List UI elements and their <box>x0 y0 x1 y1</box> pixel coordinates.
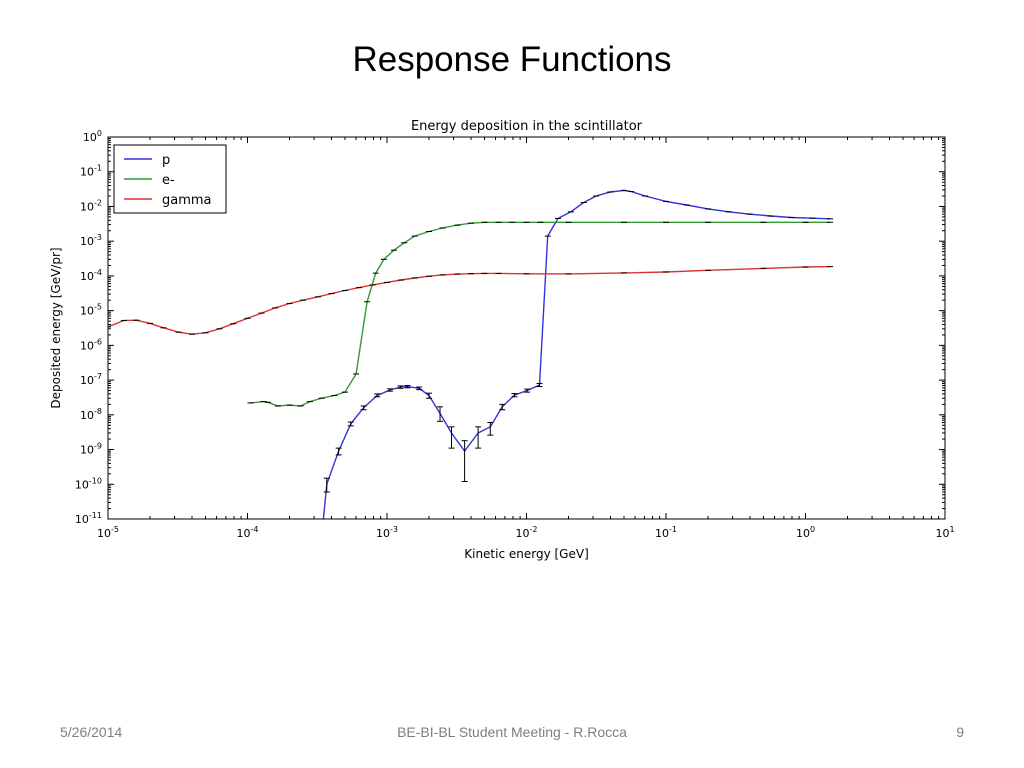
y-axis-label: Deposited energy [GeV/pr] <box>49 247 63 408</box>
error-bar-p <box>425 392 432 399</box>
footer-date: 5/26/2014 <box>60 724 123 740</box>
legend: p e-gamma <box>113 144 227 214</box>
footer-center-text: BE-BI-BL Student Meeting - R.Rocca <box>397 724 627 740</box>
page-number: 9 <box>956 724 964 740</box>
error-bar-p <box>397 385 404 389</box>
error-bar-p <box>347 421 354 427</box>
error-bar-p <box>461 440 468 483</box>
error-bar-p <box>386 388 393 392</box>
x-tick-label: 10-4 <box>237 525 259 540</box>
error-bar-p <box>511 393 518 398</box>
x-tick-label: 10-5 <box>97 525 119 540</box>
y-tick-label: 10-10 <box>75 476 102 491</box>
series-line-p <box>322 189 831 519</box>
y-tick-label: 10-3 <box>80 233 102 248</box>
error-bar-p <box>536 382 543 388</box>
chart-title: Energy deposition in the scintillator <box>411 119 643 134</box>
y-tick-label: 10-1 <box>80 164 102 179</box>
y-tick-label: 10-2 <box>80 198 102 213</box>
legend-label: e- <box>162 173 175 188</box>
error-bar-p <box>524 388 531 393</box>
error-bar-p <box>475 426 482 449</box>
y-tick-label: 10-6 <box>80 337 102 352</box>
x-tick-label: 10-3 <box>376 525 398 540</box>
error-bar-p <box>448 426 455 449</box>
legend-label: gamma <box>162 193 212 208</box>
error-bar-p <box>487 422 494 436</box>
error-bar-p <box>404 384 411 389</box>
error-bar-p <box>374 393 381 398</box>
error-bar-p <box>437 406 444 422</box>
y-tick-label: 10-9 <box>80 442 102 457</box>
y-tick-label: 10-11 <box>75 511 102 526</box>
x-tick-label: 10-1 <box>655 525 677 540</box>
y-tick-label: 10-4 <box>80 268 102 283</box>
error-bar-p <box>360 405 367 411</box>
error-bar-p <box>416 386 423 391</box>
x-axis-label: Kinetic energy [GeV] <box>464 547 589 561</box>
data-layer <box>108 189 834 519</box>
y-tick-label: 100 <box>83 129 102 144</box>
slide-title: Response Functions <box>352 40 672 79</box>
plot-frame <box>107 136 946 520</box>
error-bar-p <box>323 477 330 493</box>
y-tick-label: 10-7 <box>80 372 102 387</box>
error-bar-p <box>335 447 342 456</box>
x-tick-label: 10-2 <box>516 525 538 540</box>
x-tick-label: 100 <box>796 525 815 540</box>
plot-group: Energy deposition in the scintillator 10-… <box>49 119 955 561</box>
legend-label: p <box>162 153 170 168</box>
x-tick-label: 101 <box>935 525 954 540</box>
y-tick-label: 10-5 <box>80 303 102 318</box>
error-bar-p <box>499 403 506 411</box>
y-tick-label: 10-8 <box>80 407 102 422</box>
====================
- **課題の目的**:
上のエントリすべてについて、「scintillator」を「detector」に置き換え、ほかは一切変えずに書き直してもらえますか？画像は解答に含めないでください。

- **課題の解答**:
List UI elements and their <box>x0 y0 x1 y1</box> pixel coordinates.
y-axis-label: Deposited energy [GeV/pr] <box>49 247 63 408</box>
error-bar-p <box>425 392 432 399</box>
footer-date: 5/26/2014 <box>60 724 123 740</box>
legend: p e-gamma <box>113 144 227 214</box>
footer-center-text: BE-BI-BL Student Meeting - R.Rocca <box>397 724 627 740</box>
page-number: 9 <box>956 724 964 740</box>
error-bar-p <box>397 385 404 389</box>
error-bar-p <box>347 421 354 427</box>
error-bar-p <box>461 440 468 483</box>
error-bar-p <box>386 388 393 392</box>
x-tick-label: 10-4 <box>237 525 259 540</box>
error-bar-p <box>511 393 518 398</box>
x-tick-label: 10-5 <box>97 525 119 540</box>
y-tick-label: 10-10 <box>75 476 102 491</box>
series-line-p <box>322 189 831 519</box>
y-tick-label: 10-3 <box>80 233 102 248</box>
error-bar-p <box>536 382 543 388</box>
chart-title: Energy deposition in the detector <box>411 119 643 134</box>
y-tick-label: 10-1 <box>80 164 102 179</box>
y-tick-label: 10-2 <box>80 198 102 213</box>
legend-label: e- <box>162 173 175 188</box>
error-bar-p <box>524 388 531 393</box>
error-bar-p <box>475 426 482 449</box>
y-tick-label: 10-6 <box>80 337 102 352</box>
x-tick-label: 10-3 <box>376 525 398 540</box>
error-bar-p <box>448 426 455 449</box>
legend-label: gamma <box>162 193 212 208</box>
error-bar-p <box>487 422 494 436</box>
error-bar-p <box>404 384 411 389</box>
error-bar-p <box>374 393 381 398</box>
error-bar-p <box>437 406 444 422</box>
y-tick-label: 10-9 <box>80 442 102 457</box>
y-tick-label: 10-11 <box>75 511 102 526</box>
x-tick-label: 10-1 <box>655 525 677 540</box>
y-tick-label: 10-4 <box>80 268 102 283</box>
error-bar-p <box>360 405 367 411</box>
error-bar-p <box>416 386 423 391</box>
x-axis-label: Kinetic energy [GeV] <box>464 547 589 561</box>
data-layer <box>108 189 834 519</box>
y-tick-label: 100 <box>83 129 102 144</box>
slide-title: Response Functions <box>352 40 672 79</box>
plot-frame <box>107 136 946 520</box>
error-bar-p <box>323 477 330 493</box>
y-tick-label: 10-7 <box>80 372 102 387</box>
error-bar-p <box>335 447 342 456</box>
x-tick-label: 10-2 <box>516 525 538 540</box>
x-tick-label: 100 <box>796 525 815 540</box>
plot-group: Energy deposition in the detector 10-… <box>49 119 955 561</box>
legend-label: p <box>162 153 170 168</box>
x-tick-label: 101 <box>935 525 954 540</box>
y-tick-label: 10-5 <box>80 303 102 318</box>
error-bar-p <box>499 403 506 411</box>
y-tick-label: 10-8 <box>80 407 102 422</box>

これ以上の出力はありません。